◆ **Stated task**:
In the copy, include every entry exactly but none of the images.
★ ★ ★ ★ ★ ★ ★
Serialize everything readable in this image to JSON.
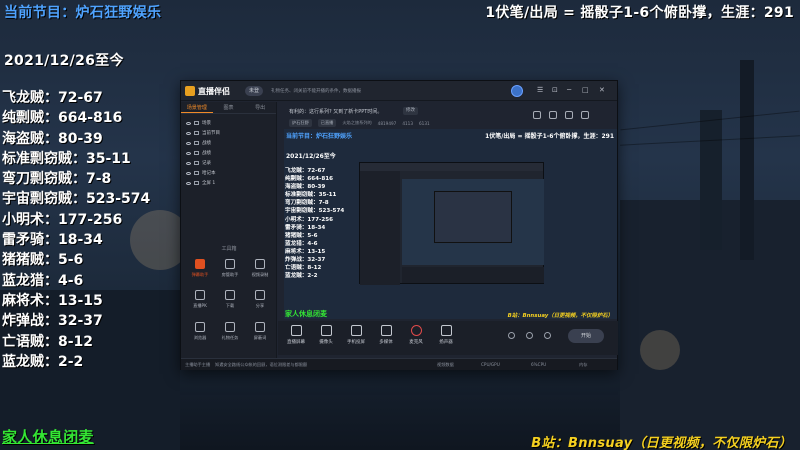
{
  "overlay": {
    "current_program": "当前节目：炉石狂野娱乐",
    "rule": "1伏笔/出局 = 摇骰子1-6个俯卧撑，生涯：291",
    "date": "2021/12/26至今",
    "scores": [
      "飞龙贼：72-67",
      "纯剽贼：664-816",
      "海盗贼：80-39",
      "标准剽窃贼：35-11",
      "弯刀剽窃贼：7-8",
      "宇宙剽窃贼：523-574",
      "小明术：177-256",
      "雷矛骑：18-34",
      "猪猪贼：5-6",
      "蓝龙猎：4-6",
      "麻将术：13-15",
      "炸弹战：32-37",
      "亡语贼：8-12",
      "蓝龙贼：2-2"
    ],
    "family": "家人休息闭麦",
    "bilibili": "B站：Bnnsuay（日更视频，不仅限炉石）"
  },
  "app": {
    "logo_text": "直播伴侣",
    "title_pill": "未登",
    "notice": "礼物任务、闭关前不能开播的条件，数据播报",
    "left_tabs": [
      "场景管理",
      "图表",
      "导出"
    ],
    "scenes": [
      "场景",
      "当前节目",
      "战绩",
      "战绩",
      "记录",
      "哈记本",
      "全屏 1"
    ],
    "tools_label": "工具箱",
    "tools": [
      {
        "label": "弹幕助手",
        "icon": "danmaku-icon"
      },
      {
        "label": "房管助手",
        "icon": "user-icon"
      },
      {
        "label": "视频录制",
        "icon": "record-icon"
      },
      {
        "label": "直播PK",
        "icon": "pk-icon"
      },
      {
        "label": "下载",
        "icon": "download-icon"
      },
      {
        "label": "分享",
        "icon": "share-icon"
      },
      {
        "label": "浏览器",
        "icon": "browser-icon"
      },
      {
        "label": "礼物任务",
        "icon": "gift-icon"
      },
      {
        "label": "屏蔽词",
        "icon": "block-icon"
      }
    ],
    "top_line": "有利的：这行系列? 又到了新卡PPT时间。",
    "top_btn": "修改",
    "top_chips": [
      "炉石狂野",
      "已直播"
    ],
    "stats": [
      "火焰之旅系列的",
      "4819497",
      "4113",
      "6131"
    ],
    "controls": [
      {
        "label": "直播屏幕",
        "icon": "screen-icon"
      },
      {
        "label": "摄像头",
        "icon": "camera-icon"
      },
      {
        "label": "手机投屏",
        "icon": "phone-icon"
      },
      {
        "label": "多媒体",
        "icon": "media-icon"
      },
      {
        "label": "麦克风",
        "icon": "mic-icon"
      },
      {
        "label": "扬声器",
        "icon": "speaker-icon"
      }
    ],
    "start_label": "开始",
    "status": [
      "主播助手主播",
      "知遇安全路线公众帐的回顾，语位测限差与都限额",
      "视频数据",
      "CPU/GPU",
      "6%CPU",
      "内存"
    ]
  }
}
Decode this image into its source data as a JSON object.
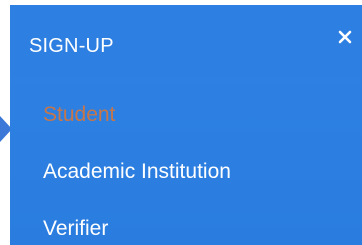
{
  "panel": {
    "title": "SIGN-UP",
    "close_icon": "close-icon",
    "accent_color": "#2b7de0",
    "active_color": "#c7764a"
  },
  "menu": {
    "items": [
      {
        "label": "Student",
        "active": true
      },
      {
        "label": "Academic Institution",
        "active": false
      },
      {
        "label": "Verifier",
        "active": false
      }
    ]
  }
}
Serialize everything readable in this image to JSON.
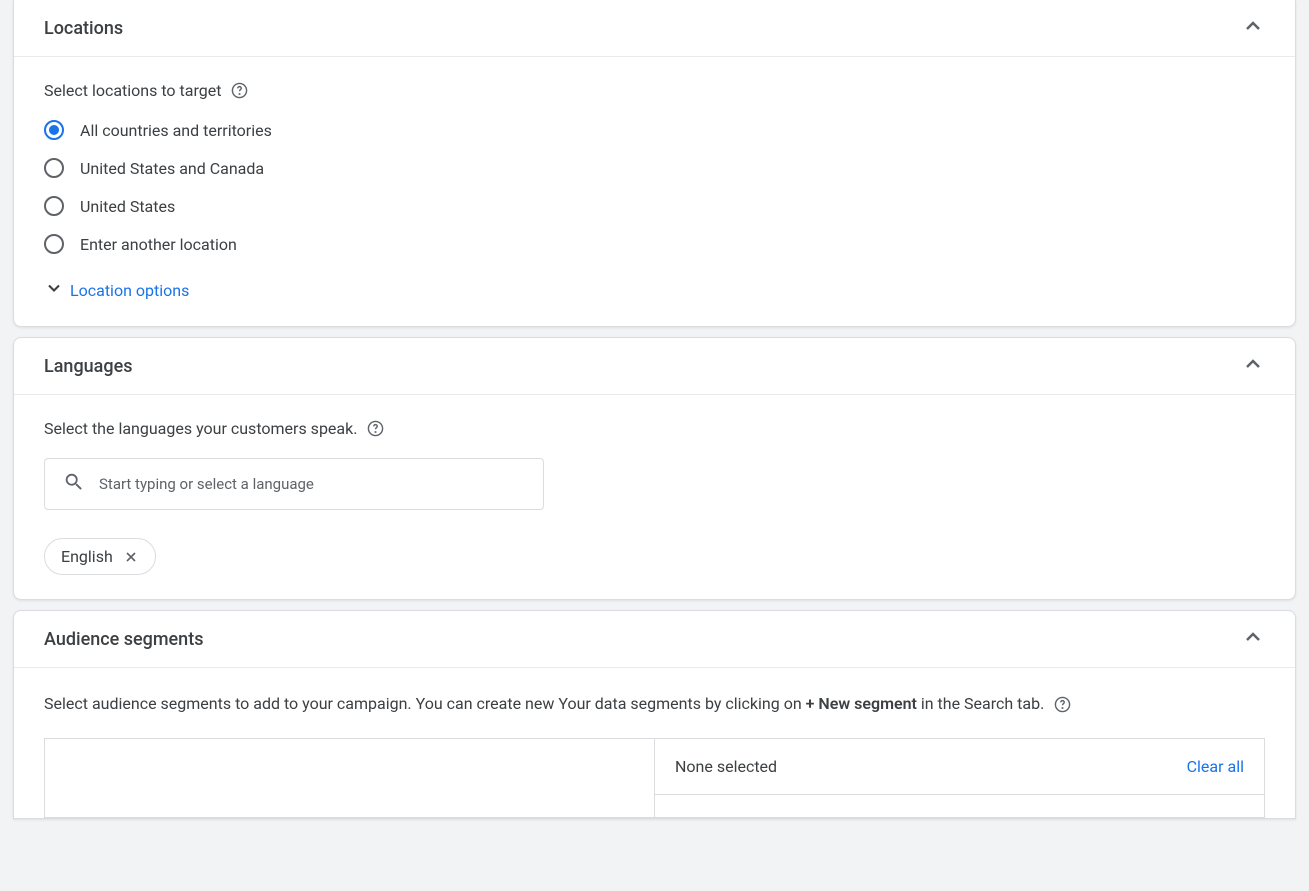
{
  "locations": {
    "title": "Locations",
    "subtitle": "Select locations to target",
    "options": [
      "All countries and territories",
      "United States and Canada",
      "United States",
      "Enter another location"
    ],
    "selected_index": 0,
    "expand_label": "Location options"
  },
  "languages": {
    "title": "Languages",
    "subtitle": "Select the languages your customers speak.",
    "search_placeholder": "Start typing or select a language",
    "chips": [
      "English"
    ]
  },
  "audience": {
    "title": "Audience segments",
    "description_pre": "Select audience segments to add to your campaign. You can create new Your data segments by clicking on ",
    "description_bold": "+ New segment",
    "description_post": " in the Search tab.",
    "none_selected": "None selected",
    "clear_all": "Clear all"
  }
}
★ ★ ★ ★ ★ ★ ★
◆ **The result**:
Serialize everything readable in this image to JSON.
{
  "overlay": {
    "current_program": "当前节目：炉石狂野娱乐",
    "rule": "1伏笔/出局 = 摇骰子1-6个俯卧撑，生涯：291",
    "date": "2021/12/26至今",
    "scores": [
      "飞龙贼：72-67",
      "纯剽贼：664-816",
      "海盗贼：80-39",
      "标准剽窃贼：35-11",
      "弯刀剽窃贼：7-8",
      "宇宙剽窃贼：523-574",
      "小明术：177-256",
      "雷矛骑：18-34",
      "猪猪贼：5-6",
      "蓝龙猎：4-6",
      "麻将术：13-15",
      "炸弹战：32-37",
      "亡语贼：8-12",
      "蓝龙贼：2-2"
    ],
    "family": "家人休息闭麦",
    "bilibili": "B站：Bnnsuay（日更视频，不仅限炉石）"
  },
  "app": {
    "logo_text": "直播伴侣",
    "title_pill": "未登",
    "notice": "礼物任务、闭关前不能开播的条件，数据播报",
    "left_tabs": [
      "场景管理",
      "图表",
      "导出"
    ],
    "scenes": [
      "场景",
      "当前节目",
      "战绩",
      "战绩",
      "记录",
      "哈记本",
      "全屏 1"
    ],
    "tools_label": "工具箱",
    "tools": [
      {
        "label": "弹幕助手",
        "icon": "danmaku-icon"
      },
      {
        "label": "房管助手",
        "icon": "user-icon"
      },
      {
        "label": "视频录制",
        "icon": "record-icon"
      },
      {
        "label": "直播PK",
        "icon": "pk-icon"
      },
      {
        "label": "下载",
        "icon": "download-icon"
      },
      {
        "label": "分享",
        "icon": "share-icon"
      },
      {
        "label": "浏览器",
        "icon": "browser-icon"
      },
      {
        "label": "礼物任务",
        "icon": "gift-icon"
      },
      {
        "label": "屏蔽词",
        "icon": "block-icon"
      }
    ],
    "top_line": "有利的：这行系列? 又到了新卡PPT时间。",
    "top_btn": "修改",
    "top_chips": [
      "炉石狂野",
      "已直播"
    ],
    "stats": [
      "火焰之旅系列的",
      "4819497",
      "4113",
      "6131"
    ],
    "controls": [
      {
        "label": "直播屏幕",
        "icon": "screen-icon"
      },
      {
        "label": "摄像头",
        "icon": "camera-icon"
      },
      {
        "label": "手机投屏",
        "icon": "phone-icon"
      },
      {
        "label": "多媒体",
        "icon": "media-icon"
      },
      {
        "label": "麦克风",
        "icon": "mic-icon"
      },
      {
        "label": "扬声器",
        "icon": "speaker-icon"
      }
    ],
    "start_label": "开始",
    "status": [
      "主播助手主播",
      "知遇安全路线公众帐的回顾，语位测限差与都限额",
      "视频数据",
      "CPU/GPU",
      "6%CPU",
      "内存"
    ]
  }
}
Decode this image into its source data as a JSON object.
{
  "panel": {
    "title": "SIGN-UP",
    "close_icon": "close-icon",
    "accent_color": "#2b7de0",
    "active_color": "#c7764a"
  },
  "menu": {
    "items": [
      {
        "label": "Student",
        "active": true
      },
      {
        "label": "Academic Institution",
        "active": false
      },
      {
        "label": "Verifier",
        "active": false
      }
    ]
  }
}
Serialize everything readable in this image to JSON.
{
  "locations": {
    "title": "Locations",
    "subtitle": "Select locations to target",
    "options": [
      "All countries and territories",
      "United States and Canada",
      "United States",
      "Enter another location"
    ],
    "selected_index": 0,
    "expand_label": "Location options"
  },
  "languages": {
    "title": "Languages",
    "subtitle": "Select the languages your customers speak.",
    "search_placeholder": "Start typing or select a language",
    "chips": [
      "English"
    ]
  },
  "audience": {
    "title": "Audience segments",
    "description_pre": "Select audience segments to add to your campaign. You can create new Your data segments by clicking on ",
    "description_bold": "+ New segment",
    "description_post": " in the Search tab.",
    "none_selected": "None selected",
    "clear_all": "Clear all"
  }
}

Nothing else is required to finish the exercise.